■ TASK OBJECTIVE ■
Copy out every line that contains "meta".
▼
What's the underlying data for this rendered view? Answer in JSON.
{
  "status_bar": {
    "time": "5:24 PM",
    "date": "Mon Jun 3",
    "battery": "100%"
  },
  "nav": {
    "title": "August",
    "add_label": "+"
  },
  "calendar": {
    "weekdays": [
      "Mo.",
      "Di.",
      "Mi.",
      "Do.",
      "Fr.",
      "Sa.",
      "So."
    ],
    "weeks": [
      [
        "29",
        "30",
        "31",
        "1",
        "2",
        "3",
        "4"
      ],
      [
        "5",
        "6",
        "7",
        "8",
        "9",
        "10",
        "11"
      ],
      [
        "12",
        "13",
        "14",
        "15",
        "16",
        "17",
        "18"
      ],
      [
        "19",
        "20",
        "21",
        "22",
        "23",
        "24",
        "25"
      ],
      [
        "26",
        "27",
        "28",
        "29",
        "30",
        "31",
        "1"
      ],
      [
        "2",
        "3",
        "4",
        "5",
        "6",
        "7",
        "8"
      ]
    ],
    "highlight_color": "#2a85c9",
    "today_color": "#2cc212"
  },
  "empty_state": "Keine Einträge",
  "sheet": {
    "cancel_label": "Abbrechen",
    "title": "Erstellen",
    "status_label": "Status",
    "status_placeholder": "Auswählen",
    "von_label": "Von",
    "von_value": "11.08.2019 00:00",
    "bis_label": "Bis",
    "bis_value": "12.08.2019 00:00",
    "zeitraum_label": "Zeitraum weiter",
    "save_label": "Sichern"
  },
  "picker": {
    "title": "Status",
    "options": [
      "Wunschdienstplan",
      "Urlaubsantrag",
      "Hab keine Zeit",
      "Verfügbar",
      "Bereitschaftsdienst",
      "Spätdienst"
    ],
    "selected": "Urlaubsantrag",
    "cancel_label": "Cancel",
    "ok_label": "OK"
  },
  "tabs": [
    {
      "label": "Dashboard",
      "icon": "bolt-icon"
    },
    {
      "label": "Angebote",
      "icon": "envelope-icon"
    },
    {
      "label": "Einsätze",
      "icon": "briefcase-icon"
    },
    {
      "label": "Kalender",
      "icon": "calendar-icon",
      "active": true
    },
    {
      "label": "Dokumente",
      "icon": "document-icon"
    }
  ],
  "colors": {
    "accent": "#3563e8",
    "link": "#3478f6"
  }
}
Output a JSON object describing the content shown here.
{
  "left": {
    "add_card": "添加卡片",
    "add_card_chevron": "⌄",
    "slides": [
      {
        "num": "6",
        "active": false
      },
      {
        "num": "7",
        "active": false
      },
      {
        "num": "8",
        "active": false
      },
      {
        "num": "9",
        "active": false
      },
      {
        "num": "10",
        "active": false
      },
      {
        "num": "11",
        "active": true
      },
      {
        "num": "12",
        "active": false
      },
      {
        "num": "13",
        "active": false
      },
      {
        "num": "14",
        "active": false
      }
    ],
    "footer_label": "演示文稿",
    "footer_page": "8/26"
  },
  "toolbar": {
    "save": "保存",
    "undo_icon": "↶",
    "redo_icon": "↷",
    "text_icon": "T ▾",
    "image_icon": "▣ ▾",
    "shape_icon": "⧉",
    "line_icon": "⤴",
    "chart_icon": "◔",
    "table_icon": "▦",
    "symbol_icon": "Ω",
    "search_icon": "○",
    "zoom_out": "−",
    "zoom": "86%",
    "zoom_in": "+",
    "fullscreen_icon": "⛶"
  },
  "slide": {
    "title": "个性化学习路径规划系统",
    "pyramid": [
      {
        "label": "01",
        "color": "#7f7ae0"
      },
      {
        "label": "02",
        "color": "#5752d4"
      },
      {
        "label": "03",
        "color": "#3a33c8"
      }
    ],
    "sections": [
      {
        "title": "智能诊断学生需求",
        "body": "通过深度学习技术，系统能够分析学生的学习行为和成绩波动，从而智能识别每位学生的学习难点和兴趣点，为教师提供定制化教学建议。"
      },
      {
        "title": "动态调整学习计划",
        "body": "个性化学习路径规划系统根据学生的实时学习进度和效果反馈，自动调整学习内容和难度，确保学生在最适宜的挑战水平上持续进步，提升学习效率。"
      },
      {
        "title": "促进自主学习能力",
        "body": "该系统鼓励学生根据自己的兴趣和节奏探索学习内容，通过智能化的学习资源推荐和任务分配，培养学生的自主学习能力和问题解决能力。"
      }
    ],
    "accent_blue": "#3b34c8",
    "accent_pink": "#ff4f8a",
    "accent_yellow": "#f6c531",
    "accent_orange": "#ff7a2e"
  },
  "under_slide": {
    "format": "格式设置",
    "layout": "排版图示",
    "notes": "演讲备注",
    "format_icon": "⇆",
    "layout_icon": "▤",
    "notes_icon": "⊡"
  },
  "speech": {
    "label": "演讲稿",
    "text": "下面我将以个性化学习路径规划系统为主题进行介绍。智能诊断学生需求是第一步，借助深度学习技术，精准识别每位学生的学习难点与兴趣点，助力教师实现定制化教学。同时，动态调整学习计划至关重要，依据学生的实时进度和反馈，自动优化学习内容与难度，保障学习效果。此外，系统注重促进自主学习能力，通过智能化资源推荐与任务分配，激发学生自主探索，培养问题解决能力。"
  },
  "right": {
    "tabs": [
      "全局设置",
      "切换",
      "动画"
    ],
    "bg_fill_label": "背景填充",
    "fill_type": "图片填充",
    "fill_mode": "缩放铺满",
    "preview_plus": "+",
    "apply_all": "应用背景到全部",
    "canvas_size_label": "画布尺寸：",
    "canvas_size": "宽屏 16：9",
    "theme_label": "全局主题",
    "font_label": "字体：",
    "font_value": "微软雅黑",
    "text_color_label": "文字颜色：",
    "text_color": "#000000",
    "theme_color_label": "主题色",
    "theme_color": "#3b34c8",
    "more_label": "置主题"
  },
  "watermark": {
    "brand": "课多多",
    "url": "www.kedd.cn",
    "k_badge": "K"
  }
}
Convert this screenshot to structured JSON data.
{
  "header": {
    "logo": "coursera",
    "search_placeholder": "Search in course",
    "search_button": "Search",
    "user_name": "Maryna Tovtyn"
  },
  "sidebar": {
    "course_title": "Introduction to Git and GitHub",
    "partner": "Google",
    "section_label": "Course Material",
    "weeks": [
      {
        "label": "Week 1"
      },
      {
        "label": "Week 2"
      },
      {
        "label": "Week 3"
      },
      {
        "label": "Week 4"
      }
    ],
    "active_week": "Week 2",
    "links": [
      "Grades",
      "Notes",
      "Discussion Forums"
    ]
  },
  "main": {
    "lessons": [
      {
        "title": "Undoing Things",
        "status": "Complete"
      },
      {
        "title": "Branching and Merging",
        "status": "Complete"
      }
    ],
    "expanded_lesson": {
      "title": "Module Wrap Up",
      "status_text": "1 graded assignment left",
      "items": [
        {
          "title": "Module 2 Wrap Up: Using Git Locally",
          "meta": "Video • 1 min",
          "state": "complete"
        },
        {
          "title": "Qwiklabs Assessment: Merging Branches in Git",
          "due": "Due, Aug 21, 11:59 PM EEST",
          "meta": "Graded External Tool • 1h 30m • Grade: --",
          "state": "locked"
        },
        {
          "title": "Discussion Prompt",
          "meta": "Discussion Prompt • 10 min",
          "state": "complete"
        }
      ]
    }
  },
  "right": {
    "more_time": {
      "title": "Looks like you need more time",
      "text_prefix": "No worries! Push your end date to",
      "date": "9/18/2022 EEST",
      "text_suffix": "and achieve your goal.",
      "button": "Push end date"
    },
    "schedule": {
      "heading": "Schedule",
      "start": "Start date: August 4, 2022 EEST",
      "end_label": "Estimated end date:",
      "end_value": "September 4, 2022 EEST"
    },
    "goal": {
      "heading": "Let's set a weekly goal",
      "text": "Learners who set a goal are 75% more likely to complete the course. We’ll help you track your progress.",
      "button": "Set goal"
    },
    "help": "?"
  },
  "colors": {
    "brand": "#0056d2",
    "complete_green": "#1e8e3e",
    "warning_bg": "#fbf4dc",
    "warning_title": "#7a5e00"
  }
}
▲
■ EXERCISE SOLUTION ■
          "meta": "Video • 1 min",
          "meta": "Graded External Tool • 1h 30m • Grade: --",
          "meta": "Discussion Prompt • 10 min",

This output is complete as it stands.